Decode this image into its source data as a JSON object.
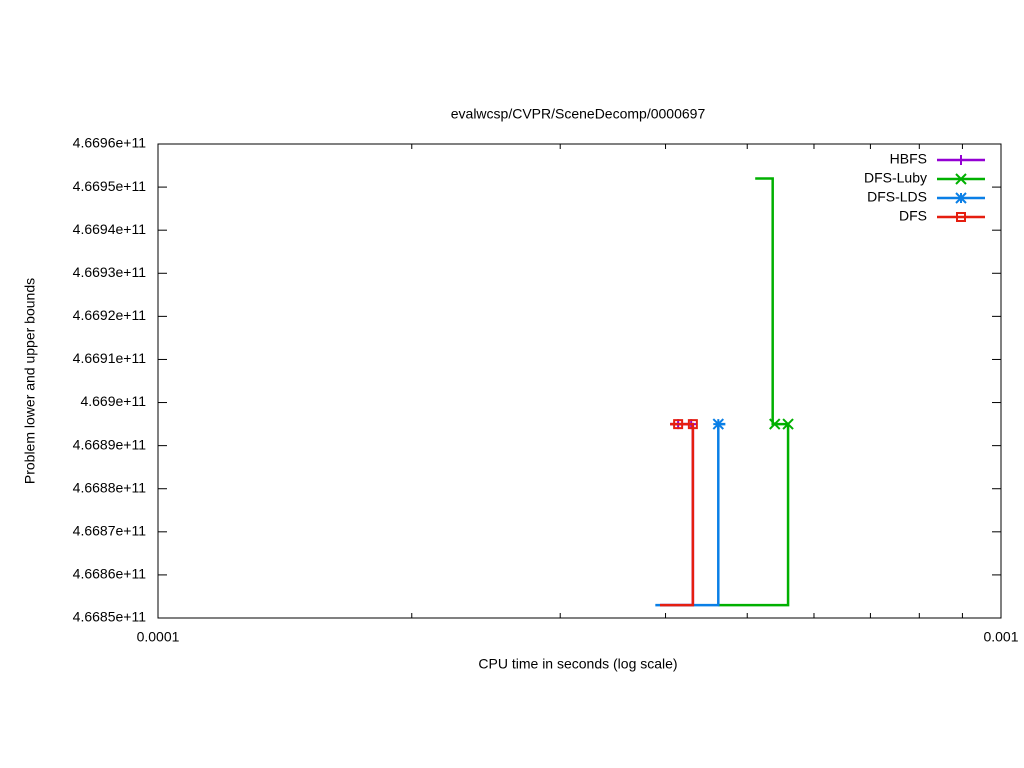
{
  "chart_data": {
    "type": "line",
    "title": "evalwcsp/CVPR/SceneDecomp/0000697",
    "xlabel": "CPU time in seconds (log scale)",
    "ylabel": "Problem lower and upper bounds",
    "xscale": "log",
    "xlim": [
      0.0001,
      0.001
    ],
    "xticks": [
      0.0001,
      0.001
    ],
    "xminorticks": [
      0.0002,
      0.0003,
      0.0004,
      0.0005,
      0.0006,
      0.0007,
      0.0008,
      0.0009
    ],
    "ylim": [
      466850000000,
      466960000000
    ],
    "yticks": [
      {
        "value": 466850000000,
        "label": "4.6685e+11"
      },
      {
        "value": 466860000000,
        "label": "4.6686e+11"
      },
      {
        "value": 466870000000,
        "label": "4.6687e+11"
      },
      {
        "value": 466880000000,
        "label": "4.6688e+11"
      },
      {
        "value": 466890000000,
        "label": "4.6689e+11"
      },
      {
        "value": 466900000000,
        "label": "4.669e+11"
      },
      {
        "value": 466910000000,
        "label": "4.6691e+11"
      },
      {
        "value": 466920000000,
        "label": "4.6692e+11"
      },
      {
        "value": 466930000000,
        "label": "4.6693e+11"
      },
      {
        "value": 466940000000,
        "label": "4.6694e+11"
      },
      {
        "value": 466950000000,
        "label": "4.6695e+11"
      },
      {
        "value": 466960000000,
        "label": "4.6696e+11"
      }
    ],
    "legend": "top-right",
    "series": [
      {
        "name": "HBFS",
        "color": "#9400d3",
        "marker": "plus",
        "x": [
          0.000405,
          0.000431,
          0.000431,
          0.000394
        ],
        "values": [
          466895000000,
          466895000000,
          466853000000,
          466853000000
        ],
        "point_x": [
          0.000414,
          0.000429
        ],
        "point_values": [
          466895000000,
          466895000000
        ]
      },
      {
        "name": "DFS-Luby",
        "color": "#00b000",
        "marker": "cross",
        "x": [
          0.000511,
          0.000536,
          0.000536,
          0.000559,
          0.000559,
          0.000462
        ],
        "values": [
          466952000000,
          466952000000,
          466895000000,
          466895000000,
          466853000000,
          466853000000
        ],
        "point_x": [
          0.000539,
          0.000559
        ],
        "point_values": [
          466895000000,
          466895000000
        ]
      },
      {
        "name": "DFS-LDS",
        "color": "#0a7fe6",
        "marker": "star",
        "x": [
          0.000471,
          0.000462,
          0.000462,
          0.000389
        ],
        "values": [
          466895000000,
          466895000000,
          466853000000,
          466853000000
        ],
        "point_x": [
          0.000462
        ],
        "point_values": [
          466895000000
        ]
      },
      {
        "name": "DFS",
        "color": "#e51e10",
        "marker": "square",
        "x": [
          0.000405,
          0.000431,
          0.000431,
          0.000394
        ],
        "values": [
          466895000000,
          466895000000,
          466853000000,
          466853000000
        ],
        "point_x": [
          0.000414,
          0.000431
        ],
        "point_values": [
          466895000000,
          466895000000
        ]
      }
    ]
  }
}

━━━━━━

Go through the material above and copy each line that has the word "color".

SOLUTION FOR THIS TASK
        "color": "#9400d3",
        "color": "#00b000",
        "color": "#0a7fe6",
        "color": "#e51e10",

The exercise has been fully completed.